**Exercise goal:** From the entries below, count the lines with "étranglement". Write only the count.

**Information supplied:**
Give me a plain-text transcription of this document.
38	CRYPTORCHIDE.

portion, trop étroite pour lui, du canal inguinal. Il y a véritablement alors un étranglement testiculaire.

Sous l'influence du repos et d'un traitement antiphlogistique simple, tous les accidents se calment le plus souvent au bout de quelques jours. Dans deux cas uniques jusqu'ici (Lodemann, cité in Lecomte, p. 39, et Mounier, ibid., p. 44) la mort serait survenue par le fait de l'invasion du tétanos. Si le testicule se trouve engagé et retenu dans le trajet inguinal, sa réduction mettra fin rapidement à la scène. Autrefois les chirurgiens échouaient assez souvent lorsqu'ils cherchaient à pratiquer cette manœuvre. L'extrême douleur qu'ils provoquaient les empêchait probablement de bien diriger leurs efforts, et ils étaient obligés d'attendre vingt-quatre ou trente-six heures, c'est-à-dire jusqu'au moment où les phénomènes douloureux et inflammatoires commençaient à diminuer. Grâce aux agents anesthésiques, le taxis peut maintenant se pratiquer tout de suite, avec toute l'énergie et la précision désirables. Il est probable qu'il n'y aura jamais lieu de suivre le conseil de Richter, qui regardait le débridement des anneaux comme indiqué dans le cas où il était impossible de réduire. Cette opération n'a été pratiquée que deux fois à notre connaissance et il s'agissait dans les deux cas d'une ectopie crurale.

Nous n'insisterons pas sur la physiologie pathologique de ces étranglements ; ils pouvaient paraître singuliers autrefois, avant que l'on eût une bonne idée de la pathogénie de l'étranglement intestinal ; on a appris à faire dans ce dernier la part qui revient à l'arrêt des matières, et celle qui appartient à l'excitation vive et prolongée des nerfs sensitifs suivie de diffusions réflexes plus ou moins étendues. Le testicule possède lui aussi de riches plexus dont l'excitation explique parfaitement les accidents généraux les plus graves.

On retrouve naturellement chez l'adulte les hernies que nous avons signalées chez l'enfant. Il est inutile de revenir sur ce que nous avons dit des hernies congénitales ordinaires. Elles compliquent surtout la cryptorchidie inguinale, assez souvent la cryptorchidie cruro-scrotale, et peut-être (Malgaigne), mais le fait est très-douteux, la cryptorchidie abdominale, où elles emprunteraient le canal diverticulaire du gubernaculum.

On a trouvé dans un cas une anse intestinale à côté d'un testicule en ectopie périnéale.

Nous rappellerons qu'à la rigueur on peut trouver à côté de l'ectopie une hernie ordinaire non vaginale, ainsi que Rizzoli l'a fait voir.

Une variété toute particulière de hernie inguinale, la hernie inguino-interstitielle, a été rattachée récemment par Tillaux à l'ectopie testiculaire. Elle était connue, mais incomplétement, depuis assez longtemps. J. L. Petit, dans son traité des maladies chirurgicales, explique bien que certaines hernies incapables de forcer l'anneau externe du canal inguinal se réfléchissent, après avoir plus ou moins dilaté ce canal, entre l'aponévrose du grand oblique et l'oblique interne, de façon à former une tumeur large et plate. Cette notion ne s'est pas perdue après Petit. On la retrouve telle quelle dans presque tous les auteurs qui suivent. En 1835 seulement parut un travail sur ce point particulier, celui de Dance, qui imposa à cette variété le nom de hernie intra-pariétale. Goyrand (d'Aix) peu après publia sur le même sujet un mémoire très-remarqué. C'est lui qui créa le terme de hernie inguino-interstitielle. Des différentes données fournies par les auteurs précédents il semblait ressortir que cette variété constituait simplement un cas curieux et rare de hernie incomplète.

**Result for this task:** 2